Render the records below as a Markdown table with two columns, Row and Line, giving each line its number and leaving out blank lines.

_Supplied records_
# # # # #

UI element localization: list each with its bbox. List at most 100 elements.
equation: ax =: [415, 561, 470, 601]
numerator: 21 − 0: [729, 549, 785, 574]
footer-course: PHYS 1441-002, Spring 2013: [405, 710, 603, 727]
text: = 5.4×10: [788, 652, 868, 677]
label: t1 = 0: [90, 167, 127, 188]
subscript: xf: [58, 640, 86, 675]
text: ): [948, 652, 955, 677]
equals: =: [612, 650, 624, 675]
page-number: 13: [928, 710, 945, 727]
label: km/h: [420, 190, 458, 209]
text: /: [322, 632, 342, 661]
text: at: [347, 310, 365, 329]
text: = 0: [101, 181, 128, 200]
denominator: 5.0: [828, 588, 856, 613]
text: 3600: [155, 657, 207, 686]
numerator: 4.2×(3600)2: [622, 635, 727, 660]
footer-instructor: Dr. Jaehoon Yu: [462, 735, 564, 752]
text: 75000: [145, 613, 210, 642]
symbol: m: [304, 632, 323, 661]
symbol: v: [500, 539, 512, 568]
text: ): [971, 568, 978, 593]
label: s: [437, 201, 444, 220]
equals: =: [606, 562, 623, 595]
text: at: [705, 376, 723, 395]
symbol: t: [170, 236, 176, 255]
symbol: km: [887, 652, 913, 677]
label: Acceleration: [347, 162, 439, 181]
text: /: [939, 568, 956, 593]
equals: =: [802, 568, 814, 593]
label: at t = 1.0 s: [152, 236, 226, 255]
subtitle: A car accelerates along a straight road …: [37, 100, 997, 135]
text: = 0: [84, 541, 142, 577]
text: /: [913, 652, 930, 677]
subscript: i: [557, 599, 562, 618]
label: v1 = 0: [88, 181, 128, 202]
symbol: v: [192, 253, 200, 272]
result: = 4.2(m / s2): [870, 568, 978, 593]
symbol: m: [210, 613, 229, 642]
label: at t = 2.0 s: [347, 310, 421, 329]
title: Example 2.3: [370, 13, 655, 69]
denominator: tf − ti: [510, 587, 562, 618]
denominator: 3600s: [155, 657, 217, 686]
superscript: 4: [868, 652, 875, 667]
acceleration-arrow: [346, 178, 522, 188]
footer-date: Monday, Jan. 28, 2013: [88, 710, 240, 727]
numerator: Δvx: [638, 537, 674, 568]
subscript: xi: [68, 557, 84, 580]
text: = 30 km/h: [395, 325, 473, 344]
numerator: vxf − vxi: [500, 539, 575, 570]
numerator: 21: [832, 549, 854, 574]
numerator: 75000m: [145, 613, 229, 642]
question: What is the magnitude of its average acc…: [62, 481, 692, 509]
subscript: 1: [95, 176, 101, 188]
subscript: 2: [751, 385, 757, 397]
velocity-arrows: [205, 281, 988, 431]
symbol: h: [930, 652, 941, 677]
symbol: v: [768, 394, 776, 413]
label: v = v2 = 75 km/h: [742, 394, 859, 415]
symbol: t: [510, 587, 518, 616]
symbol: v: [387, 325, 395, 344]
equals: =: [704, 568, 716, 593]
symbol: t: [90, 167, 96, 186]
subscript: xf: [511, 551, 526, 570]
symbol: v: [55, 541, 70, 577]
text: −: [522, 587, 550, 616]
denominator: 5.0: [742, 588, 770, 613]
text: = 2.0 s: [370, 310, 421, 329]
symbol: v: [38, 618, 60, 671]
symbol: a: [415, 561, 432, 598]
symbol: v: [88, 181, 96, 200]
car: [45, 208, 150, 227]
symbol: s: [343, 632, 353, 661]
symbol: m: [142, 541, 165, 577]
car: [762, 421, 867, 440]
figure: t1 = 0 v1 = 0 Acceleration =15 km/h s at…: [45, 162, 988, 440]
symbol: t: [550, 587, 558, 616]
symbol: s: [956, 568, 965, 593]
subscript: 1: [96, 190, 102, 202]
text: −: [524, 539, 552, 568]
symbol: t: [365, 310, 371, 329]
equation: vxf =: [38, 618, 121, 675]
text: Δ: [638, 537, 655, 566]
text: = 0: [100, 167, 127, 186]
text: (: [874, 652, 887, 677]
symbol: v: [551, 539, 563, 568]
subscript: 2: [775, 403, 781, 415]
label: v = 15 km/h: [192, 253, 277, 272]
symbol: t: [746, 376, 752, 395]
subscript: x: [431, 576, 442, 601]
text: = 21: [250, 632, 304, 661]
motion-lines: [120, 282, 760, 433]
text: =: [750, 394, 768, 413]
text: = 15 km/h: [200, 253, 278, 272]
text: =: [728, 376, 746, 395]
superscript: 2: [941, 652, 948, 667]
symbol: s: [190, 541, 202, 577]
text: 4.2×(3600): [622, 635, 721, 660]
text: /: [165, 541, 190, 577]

# # # # #

_Answer to the task_
| Row | Line |
|---|---|
| 1 | UI element localization: list each with its bbox. List at most 100 elements. |
| 2 | equation: ax =: [415, 561, 470, 601] |
| 3 | numerator: 21 − 0: [729, 549, 785, 574] |
| 4 | footer-course: PHYS 1441-002, Spring 2013: [405, 710, 603, 727] |
| 5 | text: = 5.4×10: [788, 652, 868, 677] |
| 6 | label: t1 = 0: [90, 167, 127, 188] |
| 7 | subscript: xf: [58, 640, 86, 675] |
| 8 | text: ): [948, 652, 955, 677] |
| 9 | equals: =: [612, 650, 624, 675] |
| 10 | page-number: 13: [928, 710, 945, 727] |
| 11 | label: km/h: [420, 190, 458, 209] |
| 12 | text: /: [322, 632, 342, 661] |
| 13 | text: at: [347, 310, 365, 329] |
| 14 | text: = 0: [101, 181, 128, 200] |
| 15 | denominator: 5.0: [828, 588, 856, 613] |
| 16 | text: 3600: [155, 657, 207, 686] |
| 17 | numerator: 4.2×(3600)2: [622, 635, 727, 660] |
| 18 | footer-instructor: Dr. Jaehoon Yu: [462, 735, 564, 752] |
| 19 | text: 75000: [145, 613, 210, 642] |
| 20 | symbol: m: [304, 632, 323, 661] |
| 21 | symbol: v: [500, 539, 512, 568] |
| 22 | text: ): [971, 568, 978, 593] |
| 23 | label: s: [437, 201, 444, 220] |
| 24 | equals: =: [606, 562, 623, 595] |
| 25 | text: at: [705, 376, 723, 395] |
| 26 | symbol: t: [170, 236, 176, 255] |
| 27 | symbol: km: [887, 652, 913, 677] |
| 28 | label: Acceleration: [347, 162, 439, 181] |
| 29 | text: /: [939, 568, 956, 593] |
| 30 | equals: =: [802, 568, 814, 593] |
| 31 | label: at t = 1.0 s: [152, 236, 226, 255] |
| 32 | subtitle: A car accelerates along a straight road …: [37, 100, 997, 135] |
| 33 | text: = 0: [84, 541, 142, 577] |
| 34 | text: /: [913, 652, 930, 677] |
| 35 | subscript: i: [557, 599, 562, 618] |
| 36 | label: v1 = 0: [88, 181, 128, 202] |
| 37 | symbol: v: [192, 253, 200, 272] |
| 38 | result: = 4.2(m / s2): [870, 568, 978, 593] |
| 39 | symbol: m: [210, 613, 229, 642] |
| 40 | label: at t = 2.0 s: [347, 310, 421, 329] |
| 41 | title: Example 2.3: [370, 13, 655, 69] |
| 42 | denominator: tf − ti: [510, 587, 562, 618] |
| 43 | denominator: 3600s: [155, 657, 217, 686] |
| 44 | superscript: 4: [868, 652, 875, 667] |
| 45 | acceleration-arrow: [346, 178, 522, 188] |
| 46 | footer-date: Monday, Jan. 28, 2013: [88, 710, 240, 727] |
| 47 | numerator: Δvx: [638, 537, 674, 568] |
| 48 | subscript: xi: [68, 557, 84, 580] |
| 49 | text: = 30 km/h: [395, 325, 473, 344] |
| 50 | numerator: vxf − vxi: [500, 539, 575, 570] |
| 51 | numerator: 21: [832, 549, 854, 574] |
| 52 | numerator: 75000m: [145, 613, 229, 642] |
| 53 | question: What is the magnitude of its average acc…: [62, 481, 692, 509] |
| 54 | subscript: 1: [95, 176, 101, 188] |
| 55 | subscript: 2: [751, 385, 757, 397] |
| 56 | velocity-arrows: [205, 281, 988, 431] |
| 57 | symbol: h: [930, 652, 941, 677] |
| 58 | symbol: v: [768, 394, 776, 413] |
| 59 | label: v = v2 = 75 km/h: [742, 394, 859, 415] |
| 60 | symbol: t: [510, 587, 518, 616] |
| 61 | symbol: v: [387, 325, 395, 344] |
| 62 | equals: =: [704, 568, 716, 593] |
| 63 | symbol: t: [90, 167, 96, 186] |
| 64 | subscript: xf: [511, 551, 526, 570] |
| 65 | symbol: v: [55, 541, 70, 577] |
| 66 | text: −: [522, 587, 550, 616] |
| 67 | denominator: 5.0: [742, 588, 770, 613] |
| 68 | text: = 2.0 s: [370, 310, 421, 329] |
| 69 | symbol: v: [38, 618, 60, 671] |
| 70 | symbol: a: [415, 561, 432, 598] |
| 71 | symbol: v: [88, 181, 96, 200] |
| 72 | car: [45, 208, 150, 227] |
| 73 | symbol: s: [343, 632, 353, 661] |
| 74 | symbol: m: [142, 541, 165, 577] |
| 75 | car: [762, 421, 867, 440] |
| 76 | figure: t1 = 0 v1 = 0 Acceleration =15 km/h s at…: [45, 162, 988, 440] |
| 77 | symbol: t: [550, 587, 558, 616] |
| 78 | symbol: s: [956, 568, 965, 593] |
| 79 | subscript: 1: [96, 190, 102, 202] |
| 80 | text: −: [524, 539, 552, 568] |
| 81 | symbol: t: [365, 310, 371, 329] |
| 82 | equation: vxf =: [38, 618, 121, 675] |
| 83 | text: Δ: [638, 537, 655, 566] |
| 84 | text: = 0: [100, 167, 127, 186] |
| 85 | text: (: [874, 652, 887, 677] |
| 86 | symbol: v: [551, 539, 563, 568] |
| 87 | subscript: 2: [775, 403, 781, 415] |
| 88 | label: v = 15 km/h: [192, 253, 277, 272] |
| 89 | symbol: t: [746, 376, 752, 395] |
| 90 | subscript: x: [431, 576, 442, 601] |
| 91 | text: = 21: [250, 632, 304, 661] |
| 92 | motion-lines: [120, 282, 760, 433] |
| 93 | text: =: [750, 394, 768, 413] |
| 94 | text: = 15 km/h: [200, 253, 278, 272] |
| 95 | text: =: [728, 376, 746, 395] |
| 96 | superscript: 2: [941, 652, 948, 667] |
| 97 | symbol: s: [190, 541, 202, 577] |
| 98 | text: 4.2×(3600): [622, 635, 721, 660] |
| 99 | text: /: [165, 541, 190, 577] |